§ **Exercise**: Every line of the material below must be repeated exactly.
-------- Records
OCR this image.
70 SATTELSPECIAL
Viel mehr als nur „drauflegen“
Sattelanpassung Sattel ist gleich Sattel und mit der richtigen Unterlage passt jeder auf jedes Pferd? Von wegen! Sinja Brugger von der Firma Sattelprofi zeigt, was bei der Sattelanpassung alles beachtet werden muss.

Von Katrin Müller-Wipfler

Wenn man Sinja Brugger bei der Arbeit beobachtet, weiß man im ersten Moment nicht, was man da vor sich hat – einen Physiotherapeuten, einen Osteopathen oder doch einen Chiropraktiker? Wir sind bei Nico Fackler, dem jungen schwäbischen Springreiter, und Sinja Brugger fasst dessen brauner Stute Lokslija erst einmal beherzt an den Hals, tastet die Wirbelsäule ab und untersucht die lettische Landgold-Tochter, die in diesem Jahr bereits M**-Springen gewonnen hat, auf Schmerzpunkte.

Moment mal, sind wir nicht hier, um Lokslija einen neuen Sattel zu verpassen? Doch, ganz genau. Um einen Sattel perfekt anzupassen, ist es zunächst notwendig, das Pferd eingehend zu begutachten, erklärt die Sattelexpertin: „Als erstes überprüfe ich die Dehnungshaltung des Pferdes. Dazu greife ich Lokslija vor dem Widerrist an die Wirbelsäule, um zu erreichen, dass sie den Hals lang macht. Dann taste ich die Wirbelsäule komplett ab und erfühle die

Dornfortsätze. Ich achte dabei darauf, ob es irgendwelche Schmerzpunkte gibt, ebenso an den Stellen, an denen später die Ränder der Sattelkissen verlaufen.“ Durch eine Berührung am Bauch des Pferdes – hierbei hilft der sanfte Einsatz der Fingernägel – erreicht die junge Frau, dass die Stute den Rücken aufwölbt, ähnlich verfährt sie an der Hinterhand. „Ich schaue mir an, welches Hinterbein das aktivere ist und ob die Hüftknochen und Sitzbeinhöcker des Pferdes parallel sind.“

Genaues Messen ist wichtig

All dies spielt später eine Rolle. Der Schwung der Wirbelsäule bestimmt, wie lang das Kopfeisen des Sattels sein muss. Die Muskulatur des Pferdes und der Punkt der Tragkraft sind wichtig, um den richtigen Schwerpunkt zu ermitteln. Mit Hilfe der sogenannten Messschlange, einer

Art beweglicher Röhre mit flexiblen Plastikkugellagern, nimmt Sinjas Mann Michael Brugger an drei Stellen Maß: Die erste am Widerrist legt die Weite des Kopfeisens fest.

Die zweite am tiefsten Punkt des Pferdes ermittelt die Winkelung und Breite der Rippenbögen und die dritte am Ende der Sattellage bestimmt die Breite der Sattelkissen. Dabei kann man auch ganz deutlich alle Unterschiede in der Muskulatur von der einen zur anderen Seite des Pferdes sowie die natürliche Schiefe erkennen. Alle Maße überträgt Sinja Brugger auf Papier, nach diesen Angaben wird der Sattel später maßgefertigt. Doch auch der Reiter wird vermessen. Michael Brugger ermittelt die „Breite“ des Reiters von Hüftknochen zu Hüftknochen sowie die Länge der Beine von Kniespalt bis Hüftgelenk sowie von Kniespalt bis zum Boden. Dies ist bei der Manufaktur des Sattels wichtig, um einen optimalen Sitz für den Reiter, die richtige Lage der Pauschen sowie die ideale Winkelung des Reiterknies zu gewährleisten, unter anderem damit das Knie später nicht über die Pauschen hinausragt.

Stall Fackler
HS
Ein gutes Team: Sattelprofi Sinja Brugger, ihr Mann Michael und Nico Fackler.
----------------
§ **Task answer**:
OCR this image.
70 SATTELSPECIAL
Viel mehr als nur „drauflegen“
Sattelanpassung Sattel ist gleich Sattel und mit der richtigen Unterlage passt jeder auf jedes Pferd? Von wegen! Sinja Brugger von der Firma Sattelprofi zeigt, was bei der Sattelanpassung alles beachtet werden muss.

Von Katrin Müller-Wipfler

Wenn man Sinja Brugger bei der Arbeit beobachtet, weiß man im ersten Moment nicht, was man da vor sich hat – einen Physiotherapeuten, einen Osteopathen oder doch einen Chiropraktiker? Wir sind bei Nico Fackler, dem jungen schwäbischen Springreiter, und Sinja Brugger fasst dessen brauner Stute Lokslija erst einmal beherzt an den Hals, tastet die Wirbelsäule ab und untersucht die lettische Landgold-Tochter, die in diesem Jahr bereits M**-Springen gewonnen hat, auf Schmerzpunkte.

Moment mal, sind wir nicht hier, um Lokslija einen neuen Sattel zu verpassen? Doch, ganz genau. Um einen Sattel perfekt anzupassen, ist es zunächst notwendig, das Pferd eingehend zu begutachten, erklärt die Sattelexpertin: „Als erstes überprüfe ich die Dehnungshaltung des Pferdes. Dazu greife ich Lokslija vor dem Widerrist an die Wirbelsäule, um zu erreichen, dass sie den Hals lang macht. Dann taste ich die Wirbelsäule komplett ab und erfühle die

Dornfortsätze. Ich achte dabei darauf, ob es irgendwelche Schmerzpunkte gibt, ebenso an den Stellen, an denen später die Ränder der Sattelkissen verlaufen.“ Durch eine Berührung am Bauch des Pferdes – hierbei hilft der sanfte Einsatz der Fingernägel – erreicht die junge Frau, dass die Stute den Rücken aufwölbt, ähnlich verfährt sie an der Hinterhand. „Ich schaue mir an, welches Hinterbein das aktivere ist und ob die Hüftknochen und Sitzbeinhöcker des Pferdes parallel sind.“

Genaues Messen ist wichtig

All dies spielt später eine Rolle. Der Schwung der Wirbelsäule bestimmt, wie lang das Kopfeisen des Sattels sein muss. Die Muskulatur des Pferdes und der Punkt der Tragkraft sind wichtig, um den richtigen Schwerpunkt zu ermitteln. Mit Hilfe der sogenannten Messschlange, einer

Art beweglicher Röhre mit flexiblen Plastikkugellagern, nimmt Sinjas Mann Michael Brugger an drei Stellen Maß: Die erste am Widerrist legt die Weite des Kopfeisens fest.

Die zweite am tiefsten Punkt des Pferdes ermittelt die Winkelung und Breite der Rippenbögen und die dritte am Ende der Sattellage bestimmt die Breite der Sattelkissen. Dabei kann man auch ganz deutlich alle Unterschiede in der Muskulatur von der einen zur anderen Seite des Pferdes sowie die natürliche Schiefe erkennen. Alle Maße überträgt Sinja Brugger auf Papier, nach diesen Angaben wird der Sattel später maßgefertigt. Doch auch der Reiter wird vermessen. Michael Brugger ermittelt die „Breite“ des Reiters von Hüftknochen zu Hüftknochen sowie die Länge der Beine von Kniespalt bis Hüftgelenk sowie von Kniespalt bis zum Boden. Dies ist bei der Manufaktur des Sattels wichtig, um einen optimalen Sitz für den Reiter, die richtige Lage der Pauschen sowie die ideale Winkelung des Reiterknies zu gewährleisten, unter anderem damit das Knie später nicht über die Pauschen hinausragt.

Stall Fackler
HS
Ein gutes Team: Sattelprofi Sinja Brugger, ihr Mann Michael und Nico Fackler.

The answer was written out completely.